### RECORDS FOR THIS TASK:
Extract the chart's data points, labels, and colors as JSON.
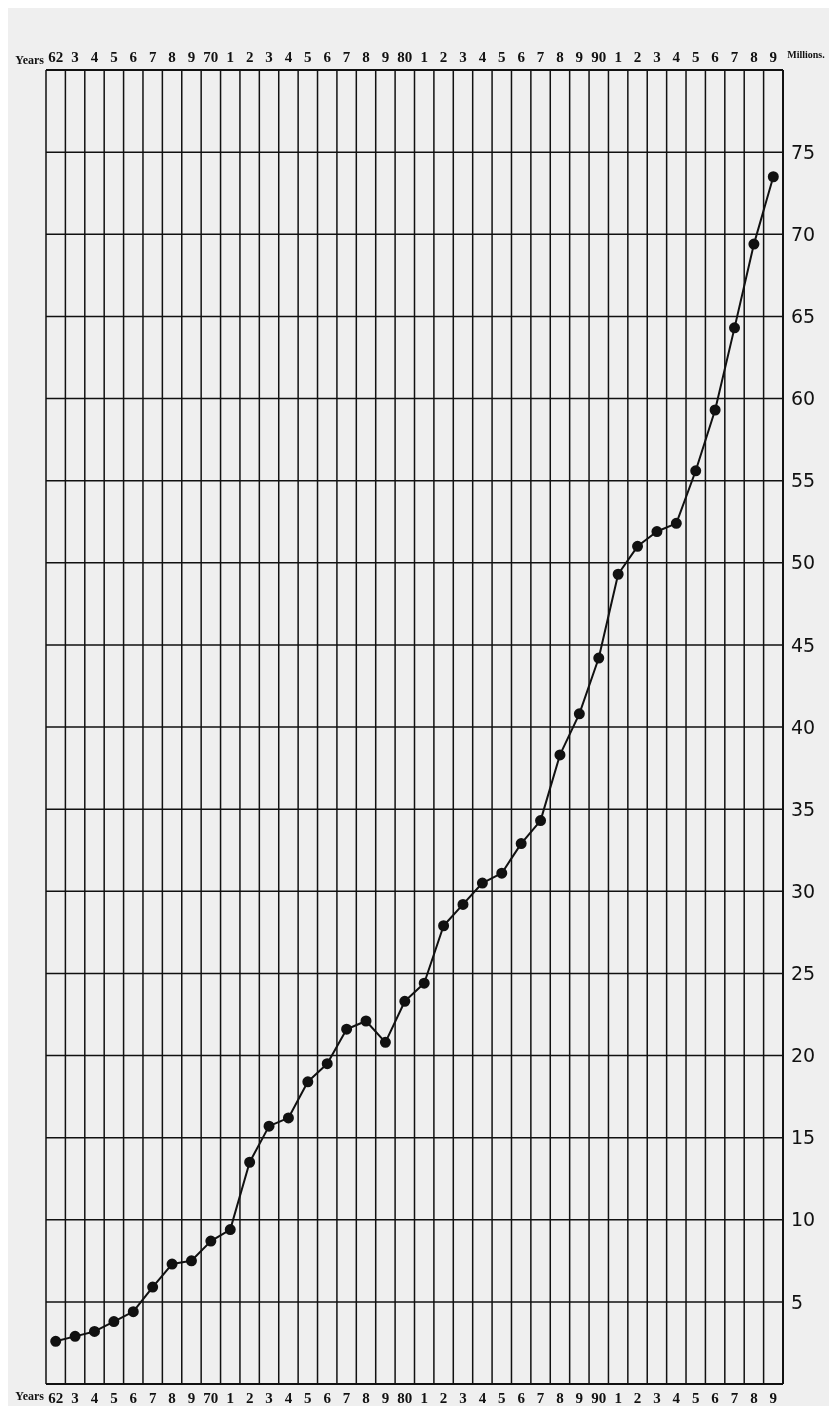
{
  "chart_data": {
    "type": "line",
    "xlabel": "Years",
    "ylabel": "Millions.",
    "categories": [
      "62",
      "3",
      "4",
      "5",
      "6",
      "7",
      "8",
      "9",
      "70",
      "1",
      "2",
      "3",
      "4",
      "5",
      "6",
      "7",
      "8",
      "9",
      "80",
      "1",
      "2",
      "3",
      "4",
      "5",
      "6",
      "7",
      "8",
      "9",
      "90",
      "1",
      "2",
      "3",
      "4",
      "5",
      "6",
      "7",
      "8",
      "9"
    ],
    "series": [
      {
        "color": "#111111",
        "values": [
          2.6,
          2.9,
          3.2,
          3.8,
          4.4,
          5.9,
          7.3,
          7.5,
          8.7,
          9.4,
          13.5,
          15.7,
          16.2,
          18.4,
          19.5,
          21.6,
          22.1,
          20.8,
          23.3,
          24.4,
          27.9,
          29.2,
          30.5,
          31.1,
          32.9,
          34.3,
          38.3,
          40.8,
          44.2,
          49.3,
          51.0,
          51.9,
          52.4,
          55.6,
          59.3,
          64.3,
          69.4,
          73.5
        ]
      }
    ],
    "ylim": [
      0,
      80
    ],
    "yticks": [
      5,
      10,
      15,
      20,
      25,
      30,
      35,
      40,
      45,
      50,
      55,
      60,
      65,
      70,
      75
    ],
    "grid": true,
    "marker": "circle",
    "line_style": "solid"
  }
}
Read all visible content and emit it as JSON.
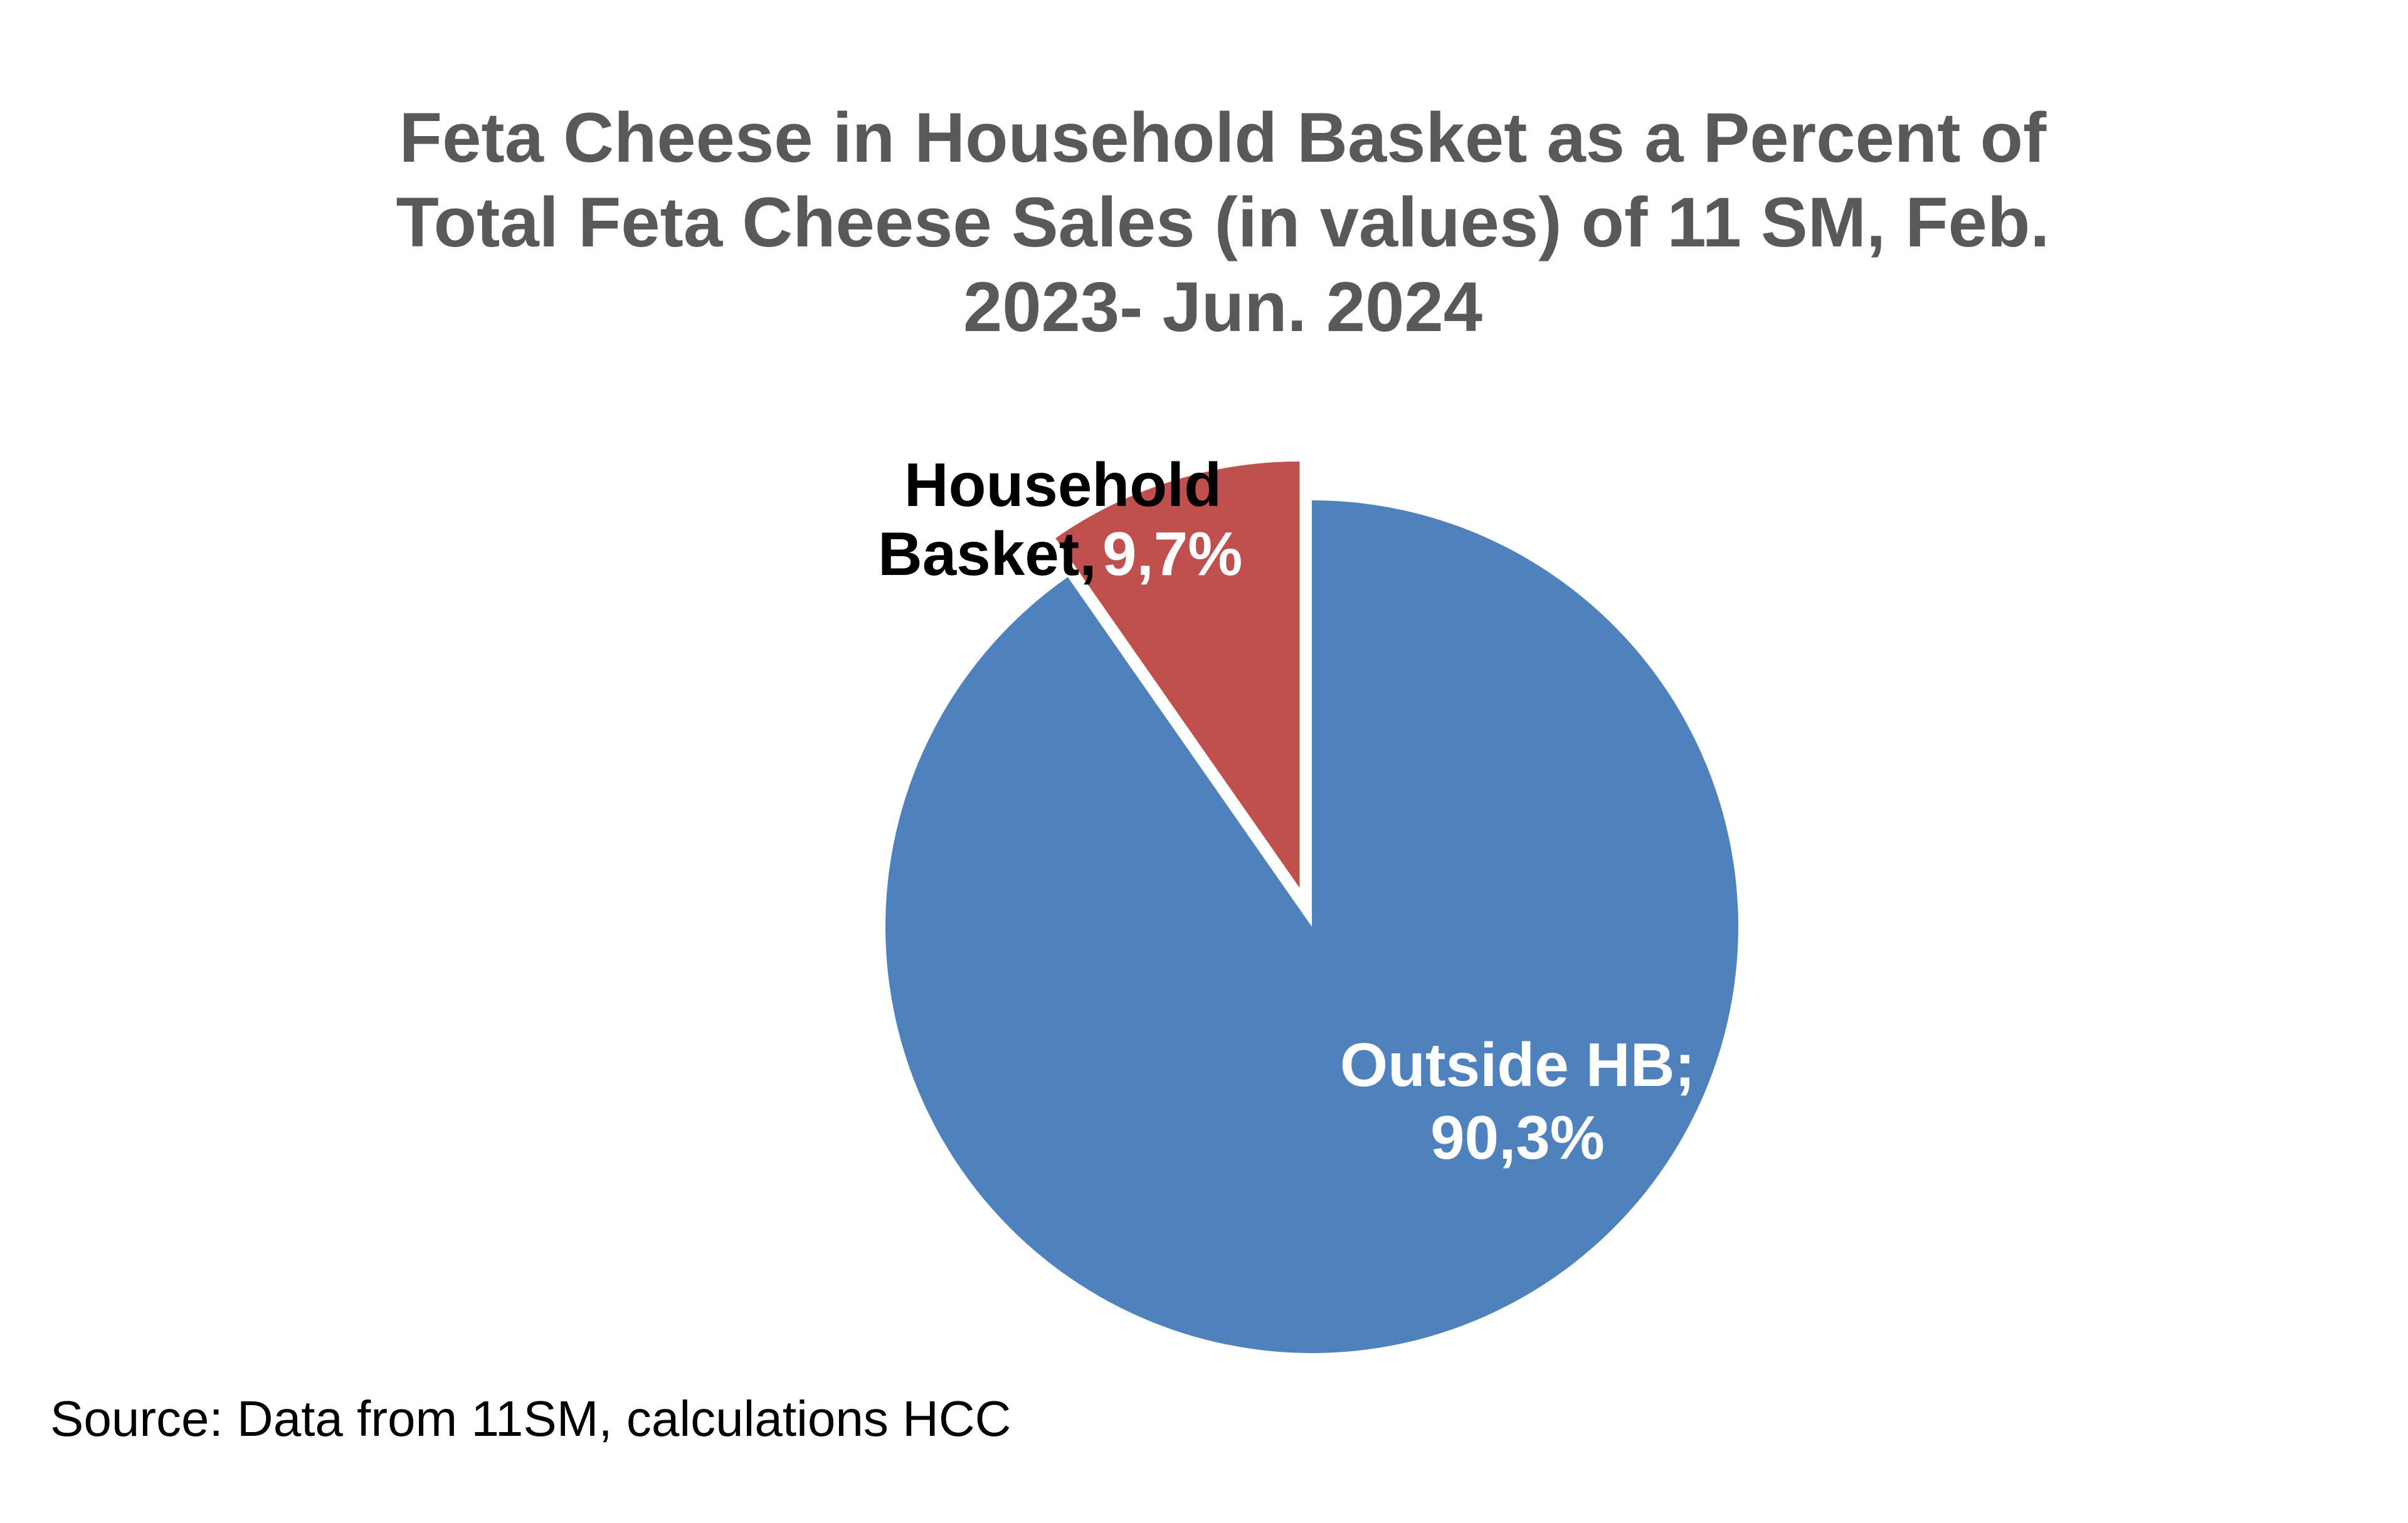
{
  "chart_data": {
    "type": "pie",
    "title_lines": [
      "Feta Cheese in Household Basket  as a Percent of",
      "Total Feta Cheese Sales (in values) of 11 SM, Feb.",
      "2023- Jun. 2024"
    ],
    "slices": [
      {
        "label": "Household Basket",
        "value": 9.7,
        "display": "9,7%",
        "color": "#C0504D",
        "exploded": true
      },
      {
        "label": "Outside HB",
        "value": 90.3,
        "display": "90,3%",
        "color": "#4F81BD",
        "exploded": false
      }
    ],
    "data_labels": {
      "household_line1": "Household",
      "household_line2a": "Basket,",
      "household_line2b": "9,7%",
      "outside_line1": "Outside HB;",
      "outside_line2": "90,3%"
    },
    "source": "Source: Data  from 11SM,  calculations  HCC"
  }
}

### DO THIS:
Locate "Read all visible content and emit it as JSON." in the listing above, then print exactly the lines from that line through the final one, omitting all pictures.

### FULL RESPONSE:
Read all visible content and emit it as JSON.
{
  "chart_data": {
    "type": "pie",
    "title_lines": [
      "Feta Cheese in Household Basket  as a Percent of",
      "Total Feta Cheese Sales (in values) of 11 SM, Feb.",
      "2023- Jun. 2024"
    ],
    "slices": [
      {
        "label": "Household Basket",
        "value": 9.7,
        "display": "9,7%",
        "color": "#C0504D",
        "exploded": true
      },
      {
        "label": "Outside HB",
        "value": 90.3,
        "display": "90,3%",
        "color": "#4F81BD",
        "exploded": false
      }
    ],
    "data_labels": {
      "household_line1": "Household",
      "household_line2a": "Basket,",
      "household_line2b": "9,7%",
      "outside_line1": "Outside HB;",
      "outside_line2": "90,3%"
    },
    "source": "Source: Data  from 11SM,  calculations  HCC"
  }
}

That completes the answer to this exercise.